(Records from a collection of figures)
--------------------
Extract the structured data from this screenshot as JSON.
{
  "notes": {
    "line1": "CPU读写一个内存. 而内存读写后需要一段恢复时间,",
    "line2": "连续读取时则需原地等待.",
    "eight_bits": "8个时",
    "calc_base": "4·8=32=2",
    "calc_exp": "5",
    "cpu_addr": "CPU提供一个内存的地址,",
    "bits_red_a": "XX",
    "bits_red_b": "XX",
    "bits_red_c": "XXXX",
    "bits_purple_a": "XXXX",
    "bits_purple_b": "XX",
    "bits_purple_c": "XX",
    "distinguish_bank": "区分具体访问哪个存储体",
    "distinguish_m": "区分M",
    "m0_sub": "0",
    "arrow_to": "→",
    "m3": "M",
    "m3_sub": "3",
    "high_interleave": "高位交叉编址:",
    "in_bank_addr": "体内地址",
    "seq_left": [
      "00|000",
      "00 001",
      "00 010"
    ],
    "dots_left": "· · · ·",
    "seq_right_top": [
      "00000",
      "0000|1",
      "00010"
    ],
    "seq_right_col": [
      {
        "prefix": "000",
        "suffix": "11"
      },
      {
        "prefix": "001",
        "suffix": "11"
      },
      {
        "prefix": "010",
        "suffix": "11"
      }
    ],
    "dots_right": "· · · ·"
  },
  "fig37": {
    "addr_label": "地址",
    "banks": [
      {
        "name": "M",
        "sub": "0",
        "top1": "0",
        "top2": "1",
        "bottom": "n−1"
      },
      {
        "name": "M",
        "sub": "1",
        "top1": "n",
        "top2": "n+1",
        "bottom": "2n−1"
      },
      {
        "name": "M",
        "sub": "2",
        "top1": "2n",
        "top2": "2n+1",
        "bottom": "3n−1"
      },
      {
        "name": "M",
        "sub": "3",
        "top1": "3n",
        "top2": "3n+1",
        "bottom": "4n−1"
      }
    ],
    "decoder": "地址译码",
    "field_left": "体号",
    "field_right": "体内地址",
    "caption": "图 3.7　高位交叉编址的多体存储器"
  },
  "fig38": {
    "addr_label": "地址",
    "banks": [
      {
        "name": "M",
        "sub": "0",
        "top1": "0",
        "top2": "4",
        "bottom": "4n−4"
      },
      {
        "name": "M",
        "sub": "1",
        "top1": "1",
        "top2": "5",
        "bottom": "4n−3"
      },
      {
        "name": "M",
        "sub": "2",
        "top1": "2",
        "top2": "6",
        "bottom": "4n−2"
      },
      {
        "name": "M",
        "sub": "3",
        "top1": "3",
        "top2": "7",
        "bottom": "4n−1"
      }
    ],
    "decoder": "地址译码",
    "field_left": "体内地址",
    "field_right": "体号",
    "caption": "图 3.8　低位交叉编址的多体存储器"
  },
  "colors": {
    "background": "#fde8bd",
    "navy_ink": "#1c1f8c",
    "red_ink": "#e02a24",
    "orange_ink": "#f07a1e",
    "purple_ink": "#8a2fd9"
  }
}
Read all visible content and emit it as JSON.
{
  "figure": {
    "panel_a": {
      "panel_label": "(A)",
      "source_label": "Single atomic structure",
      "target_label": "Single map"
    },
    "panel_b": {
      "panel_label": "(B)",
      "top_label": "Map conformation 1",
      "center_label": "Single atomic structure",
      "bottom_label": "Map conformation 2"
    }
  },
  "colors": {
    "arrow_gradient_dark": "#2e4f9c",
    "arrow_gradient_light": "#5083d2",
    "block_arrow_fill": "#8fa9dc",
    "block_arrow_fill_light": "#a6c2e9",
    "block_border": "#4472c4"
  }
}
--------------------
WHAT NEEDS TO BE DONE: Beginning at the line containing "Read all visible content and emit it as JSON.", repeat each line exactly through the last line of the entries, and include no other lines.

REPLY TO THE EXERCISE:
Read all visible content and emit it as JSON.
{
  "figure": {
    "panel_a": {
      "panel_label": "(A)",
      "source_label": "Single atomic structure",
      "target_label": "Single map"
    },
    "panel_b": {
      "panel_label": "(B)",
      "top_label": "Map conformation 1",
      "center_label": "Single atomic structure",
      "bottom_label": "Map conformation 2"
    }
  },
  "colors": {
    "arrow_gradient_dark": "#2e4f9c",
    "arrow_gradient_light": "#5083d2",
    "block_arrow_fill": "#8fa9dc",
    "block_arrow_fill_light": "#a6c2e9",
    "block_border": "#4472c4"
  }
}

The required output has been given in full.